◆ Exercise description
Locate each line below that includes "title" and reproduce it.

◆ Supplied records

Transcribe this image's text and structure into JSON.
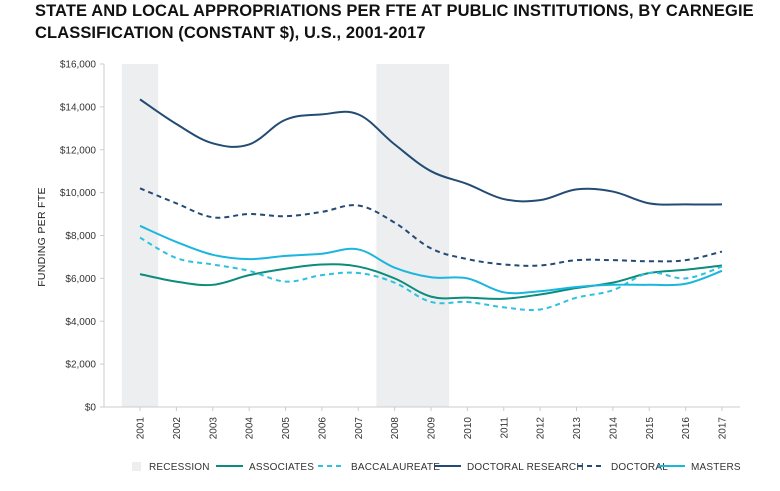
{
  "title": "STATE AND LOCAL APPROPRIATIONS PER FTE AT PUBLIC INSTITUTIONS, BY CARNEGIE CLASSIFICATION (CONSTANT $), U.S., 2001-2017",
  "colors": {
    "recession": "#eceef0",
    "associates": "#0c8c7a",
    "baccalaureate": "#2fc0e0",
    "doctoral_research": "#234b74",
    "doctoral": "#234b74",
    "masters": "#1ab6df",
    "axis": "#cccccc",
    "grid": "#e6e6e6"
  },
  "chart_data": {
    "type": "line",
    "title": "STATE AND LOCAL APPROPRIATIONS PER FTE AT PUBLIC INSTITUTIONS, BY CARNEGIE CLASSIFICATION (CONSTANT $), U.S., 2001-2017",
    "xlabel": "",
    "ylabel": "FUNDING PER FTE",
    "x": [
      "2001",
      "2002",
      "2003",
      "2004",
      "2005",
      "2006",
      "2007",
      "2008",
      "2009",
      "2010",
      "2011",
      "2012",
      "2013",
      "2014",
      "2015",
      "2016",
      "2017"
    ],
    "y_ticks": [
      "$0",
      "$2,000",
      "$4,000",
      "$6,000",
      "$8,000",
      "$10,000",
      "$12,000",
      "$14,000",
      "$16,000"
    ],
    "ylim": [
      0,
      16000
    ],
    "recessions": [
      [
        "2001",
        "2001"
      ],
      [
        "2008",
        "2009"
      ]
    ],
    "legend_position": "bottom",
    "grid": false,
    "series": [
      {
        "name": "ASSOCIATES",
        "style": "solid",
        "color": "#0c8c7a",
        "values": [
          6200,
          5850,
          5700,
          6150,
          6450,
          6650,
          6550,
          6000,
          5150,
          5100,
          5050,
          5250,
          5550,
          5800,
          6250,
          6400,
          6600
        ]
      },
      {
        "name": "BACCALAUREATE",
        "style": "dashed",
        "color": "#2fc0e0",
        "values": [
          7900,
          6950,
          6650,
          6350,
          5850,
          6150,
          6250,
          5800,
          4900,
          4900,
          4650,
          4550,
          5100,
          5450,
          6250,
          6000,
          6550
        ]
      },
      {
        "name": "DOCTORAL RESEARCH",
        "style": "solid",
        "color": "#234b74",
        "values": [
          14350,
          13200,
          12300,
          12250,
          13400,
          13650,
          13650,
          12250,
          11000,
          10400,
          9700,
          9650,
          10150,
          10050,
          9500,
          9450,
          9450
        ]
      },
      {
        "name": "DOCTORAL",
        "style": "dashed",
        "color": "#234b74",
        "values": [
          10200,
          9500,
          8850,
          9000,
          8900,
          9100,
          9400,
          8600,
          7400,
          6900,
          6650,
          6600,
          6850,
          6850,
          6800,
          6850,
          7250
        ]
      },
      {
        "name": "MASTERS",
        "style": "solid",
        "color": "#1ab6df",
        "values": [
          8450,
          7700,
          7100,
          6900,
          7050,
          7150,
          7350,
          6500,
          6050,
          6000,
          5350,
          5400,
          5600,
          5700,
          5700,
          5750,
          6350
        ]
      }
    ],
    "legend": [
      "RECESSION",
      "ASSOCIATES",
      "BACCALAUREATE",
      "DOCTORAL RESEARCH",
      "DOCTORAL",
      "MASTERS"
    ]
  }
}
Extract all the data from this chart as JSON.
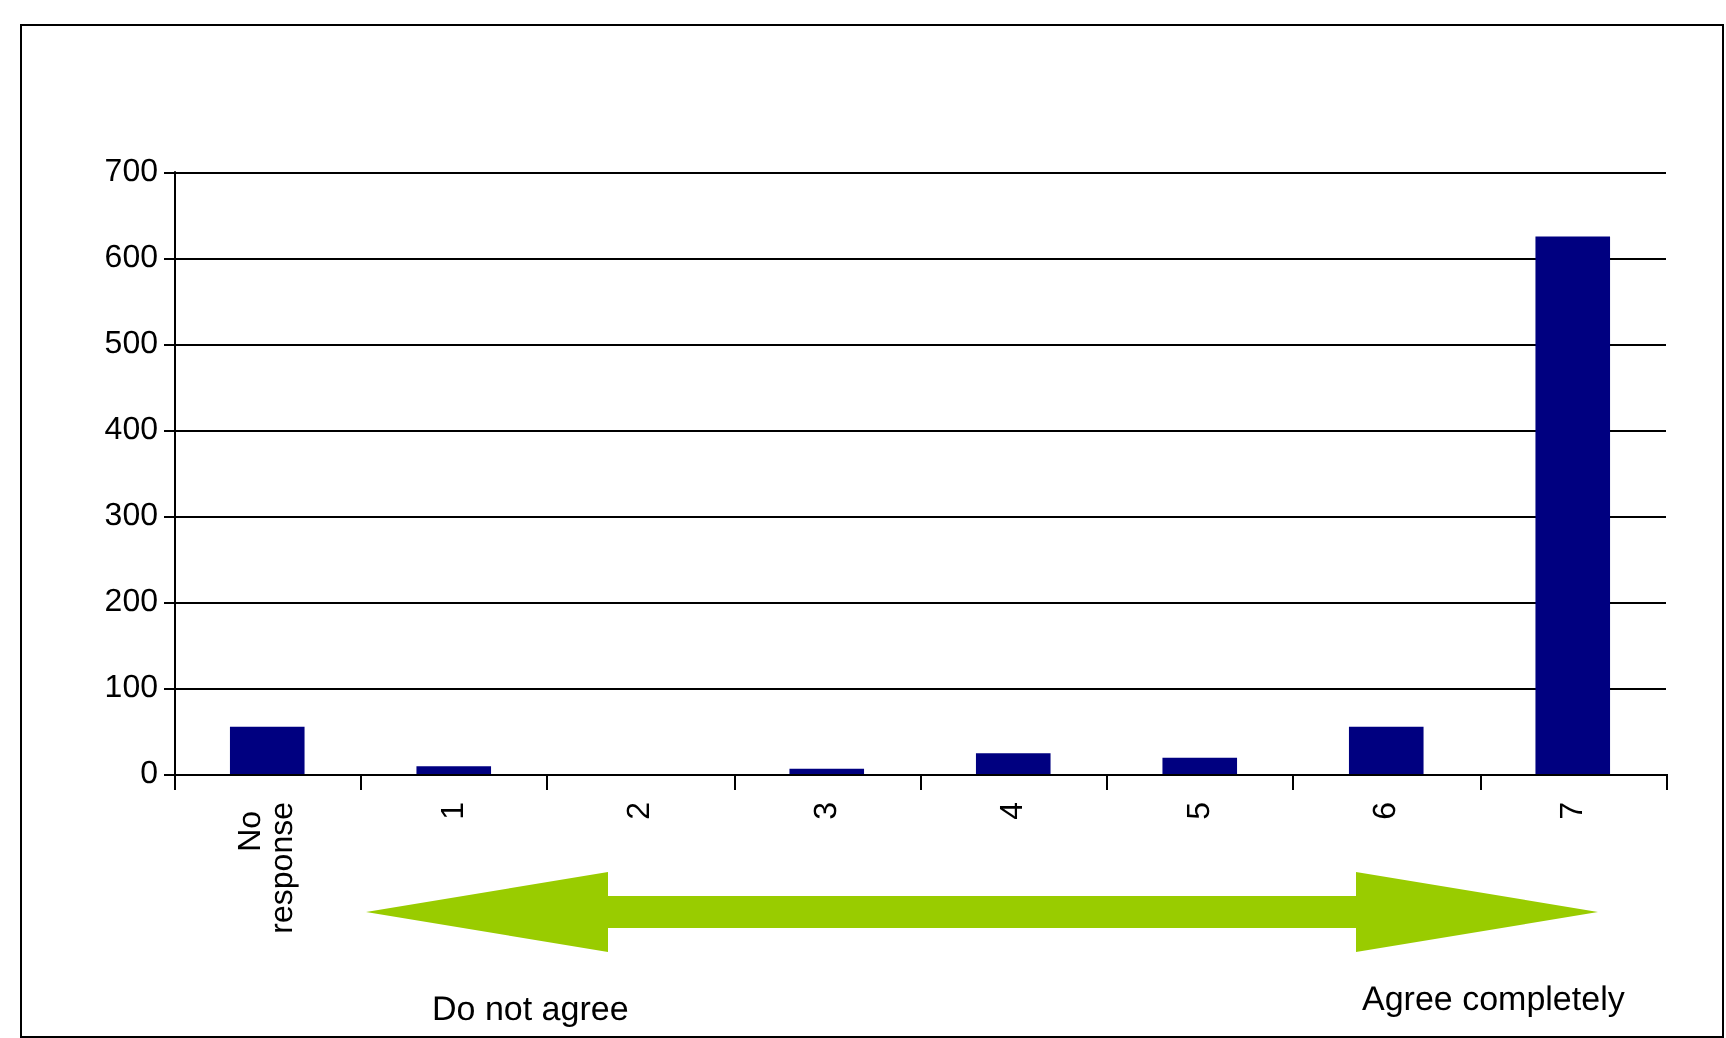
{
  "chart_data": {
    "type": "bar",
    "categories": [
      "No response",
      "1",
      "2",
      "3",
      "4",
      "5",
      "6",
      "7"
    ],
    "values": [
      55,
      9,
      0,
      6,
      24,
      19,
      55,
      625
    ],
    "color": "#000080",
    "ylim": [
      0,
      700
    ],
    "yticks": [
      0,
      100,
      200,
      300,
      400,
      500,
      600,
      700
    ],
    "grid": "y",
    "annotations": [
      "Do not agree",
      "Agree completely"
    ]
  }
}
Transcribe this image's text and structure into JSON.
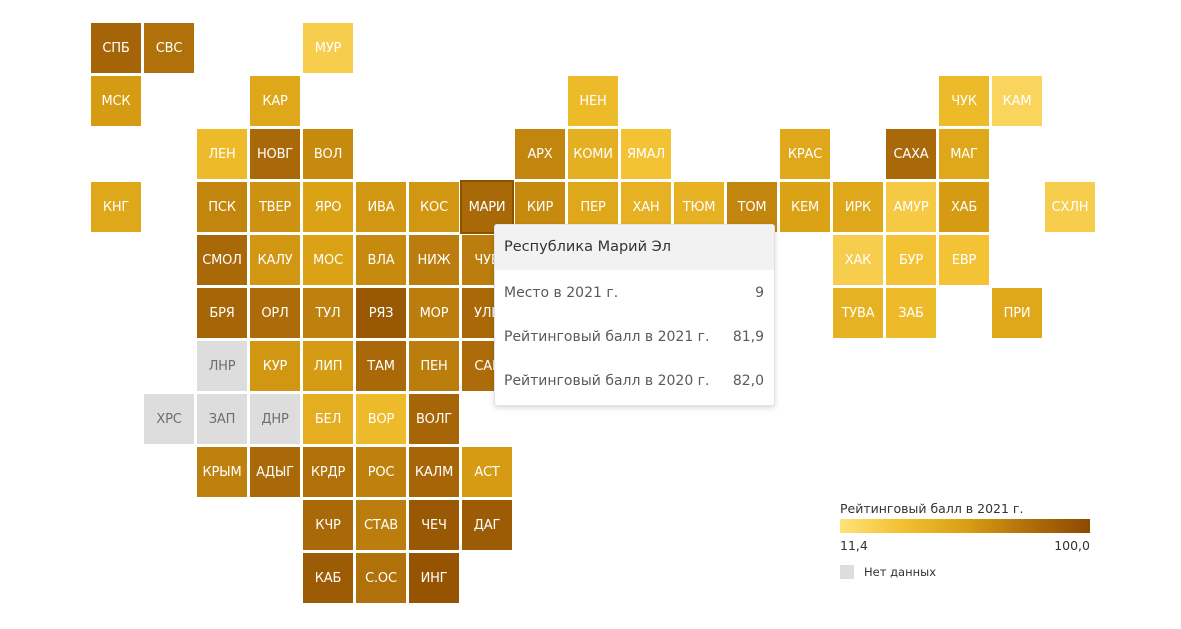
{
  "chart_data": {
    "type": "heatmap",
    "title": "",
    "legend": {
      "title": "Рейтинговый балл в 2021 г.",
      "min_label": "11,4",
      "max_label": "100,0",
      "min": 11.4,
      "max": 100.0,
      "nodata_label": "Нет данных",
      "colors": [
        "#ffe27a",
        "#f2c030",
        "#d9a014",
        "#b0700a",
        "#8c4a00"
      ],
      "nodata_color": "#dddddd"
    },
    "regions": [
      {
        "label": "СПБ",
        "row": 0,
        "col": 0,
        "value": 85
      },
      {
        "label": "СВС",
        "row": 0,
        "col": 1,
        "value": 78
      },
      {
        "label": "МУР",
        "row": 0,
        "col": 4,
        "value": 25
      },
      {
        "label": "МСК",
        "row": 1,
        "col": 0,
        "value": 58
      },
      {
        "label": "КАР",
        "row": 1,
        "col": 3,
        "value": 50
      },
      {
        "label": "НЕН",
        "row": 1,
        "col": 9,
        "value": 38
      },
      {
        "label": "ЧУК",
        "row": 1,
        "col": 16,
        "value": 38
      },
      {
        "label": "КАМ",
        "row": 1,
        "col": 17,
        "value": 20
      },
      {
        "label": "ЛЕН",
        "row": 2,
        "col": 2,
        "value": 38
      },
      {
        "label": "НОВГ",
        "row": 2,
        "col": 3,
        "value": 82
      },
      {
        "label": "ВОЛ",
        "row": 2,
        "col": 4,
        "value": 66
      },
      {
        "label": "АРХ",
        "row": 2,
        "col": 8,
        "value": 68
      },
      {
        "label": "КОМИ",
        "row": 2,
        "col": 9,
        "value": 45
      },
      {
        "label": "ЯМАЛ",
        "row": 2,
        "col": 10,
        "value": 32
      },
      {
        "label": "КРАС",
        "row": 2,
        "col": 13,
        "value": 50
      },
      {
        "label": "САХА",
        "row": 2,
        "col": 15,
        "value": 82
      },
      {
        "label": "МАГ",
        "row": 2,
        "col": 16,
        "value": 50
      },
      {
        "label": "КНГ",
        "row": 3,
        "col": 0,
        "value": 50
      },
      {
        "label": "ПСК",
        "row": 3,
        "col": 2,
        "value": 68
      },
      {
        "label": "ТВЕР",
        "row": 3,
        "col": 3,
        "value": 62
      },
      {
        "label": "ЯРО",
        "row": 3,
        "col": 4,
        "value": 54
      },
      {
        "label": "ИВА",
        "row": 3,
        "col": 5,
        "value": 60
      },
      {
        "label": "КОС",
        "row": 3,
        "col": 6,
        "value": 60
      },
      {
        "label": "МАРИ",
        "row": 3,
        "col": 7,
        "value": 81.9
      },
      {
        "label": "КИР",
        "row": 3,
        "col": 8,
        "value": 66
      },
      {
        "label": "ПЕР",
        "row": 3,
        "col": 9,
        "value": 50
      },
      {
        "label": "ХАН",
        "row": 3,
        "col": 10,
        "value": 44
      },
      {
        "label": "ТЮМ",
        "row": 3,
        "col": 11,
        "value": 44
      },
      {
        "label": "ТОМ",
        "row": 3,
        "col": 12,
        "value": 68
      },
      {
        "label": "КЕМ",
        "row": 3,
        "col": 13,
        "value": 54
      },
      {
        "label": "ИРК",
        "row": 3,
        "col": 14,
        "value": 50
      },
      {
        "label": "АМУР",
        "row": 3,
        "col": 15,
        "value": 28
      },
      {
        "label": "ХАБ",
        "row": 3,
        "col": 16,
        "value": 58
      },
      {
        "label": "СХЛН",
        "row": 3,
        "col": 18,
        "value": 25
      },
      {
        "label": "СМОЛ",
        "row": 4,
        "col": 2,
        "value": 82
      },
      {
        "label": "КАЛУ",
        "row": 4,
        "col": 3,
        "value": 60
      },
      {
        "label": "МОС",
        "row": 4,
        "col": 4,
        "value": 54
      },
      {
        "label": "ВЛА",
        "row": 4,
        "col": 5,
        "value": 66
      },
      {
        "label": "НИЖ",
        "row": 4,
        "col": 6,
        "value": 72
      },
      {
        "label": "ЧУВ",
        "row": 4,
        "col": 7,
        "value": 72
      },
      {
        "label": "ХАК",
        "row": 4,
        "col": 14,
        "value": 25
      },
      {
        "label": "БУР",
        "row": 4,
        "col": 15,
        "value": 32
      },
      {
        "label": "ЕВР",
        "row": 4,
        "col": 16,
        "value": 32
      },
      {
        "label": "БРЯ",
        "row": 5,
        "col": 2,
        "value": 84
      },
      {
        "label": "ОРЛ",
        "row": 5,
        "col": 3,
        "value": 80
      },
      {
        "label": "ТУЛ",
        "row": 5,
        "col": 4,
        "value": 70
      },
      {
        "label": "РЯЗ",
        "row": 5,
        "col": 5,
        "value": 92
      },
      {
        "label": "МОР",
        "row": 5,
        "col": 6,
        "value": 72
      },
      {
        "label": "УЛЬ",
        "row": 5,
        "col": 7,
        "value": 82
      },
      {
        "label": "ТУВА",
        "row": 5,
        "col": 14,
        "value": 44
      },
      {
        "label": "ЗАБ",
        "row": 5,
        "col": 15,
        "value": 38
      },
      {
        "label": "ПРИ",
        "row": 5,
        "col": 17,
        "value": 50
      },
      {
        "label": "ЛНР",
        "row": 6,
        "col": 2,
        "value": null
      },
      {
        "label": "КУР",
        "row": 6,
        "col": 3,
        "value": 60
      },
      {
        "label": "ЛИП",
        "row": 6,
        "col": 4,
        "value": 58
      },
      {
        "label": "ТАМ",
        "row": 6,
        "col": 5,
        "value": 82
      },
      {
        "label": "ПЕН",
        "row": 6,
        "col": 6,
        "value": 72
      },
      {
        "label": "САР",
        "row": 6,
        "col": 7,
        "value": 80
      },
      {
        "label": "ХРС",
        "row": 7,
        "col": 1,
        "value": null
      },
      {
        "label": "ЗАП",
        "row": 7,
        "col": 2,
        "value": null
      },
      {
        "label": "ДНР",
        "row": 7,
        "col": 3,
        "value": null
      },
      {
        "label": "БЕЛ",
        "row": 7,
        "col": 4,
        "value": 46
      },
      {
        "label": "ВОР",
        "row": 7,
        "col": 5,
        "value": 38
      },
      {
        "label": "ВОЛГ",
        "row": 7,
        "col": 6,
        "value": 84
      },
      {
        "label": "КРЫМ",
        "row": 8,
        "col": 2,
        "value": 70
      },
      {
        "label": "АДЫГ",
        "row": 8,
        "col": 3,
        "value": 82
      },
      {
        "label": "КРДР",
        "row": 8,
        "col": 4,
        "value": 78
      },
      {
        "label": "РОС",
        "row": 8,
        "col": 5,
        "value": 70
      },
      {
        "label": "КАЛМ",
        "row": 8,
        "col": 6,
        "value": 84
      },
      {
        "label": "АСТ",
        "row": 8,
        "col": 7,
        "value": 58
      },
      {
        "label": "КЧР",
        "row": 9,
        "col": 4,
        "value": 82
      },
      {
        "label": "СТАВ",
        "row": 9,
        "col": 5,
        "value": 72
      },
      {
        "label": "ЧЕЧ",
        "row": 9,
        "col": 6,
        "value": 92
      },
      {
        "label": "ДАГ",
        "row": 9,
        "col": 7,
        "value": 90
      },
      {
        "label": "КАБ",
        "row": 10,
        "col": 4,
        "value": 90
      },
      {
        "label": "С.ОС",
        "row": 10,
        "col": 5,
        "value": 78
      },
      {
        "label": "ИНГ",
        "row": 10,
        "col": 6,
        "value": 94
      }
    ],
    "tooltip": {
      "selected": "МАРИ",
      "title": "Республика Марий Эл",
      "rows": [
        {
          "label": "Место в 2021 г.",
          "value": "9"
        },
        {
          "label": "Рейтинговый балл в 2021 г.",
          "value": "81,9"
        },
        {
          "label": "Рейтинговый балл в 2020 г.",
          "value": "82,0"
        }
      ]
    }
  }
}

◆ Worked answer
  "title": "STATE AND LOCAL APPROPRIATIONS PER FTE AT PUBLIC INSTITUTIONS, BY CARNEGIE CLASSIFICATION (CONSTANT $), U.S., 2001-2017",
    "title": "STATE AND LOCAL APPROPRIATIONS PER FTE AT PUBLIC INSTITUTIONS, BY CARNEGIE CLASSIFICATION (CONSTANT $), U.S., 2001-2017",
    "title": "",
      "title": "Рейтинговый балл в 2021 г.",
      "title": "Республика Марий Эл",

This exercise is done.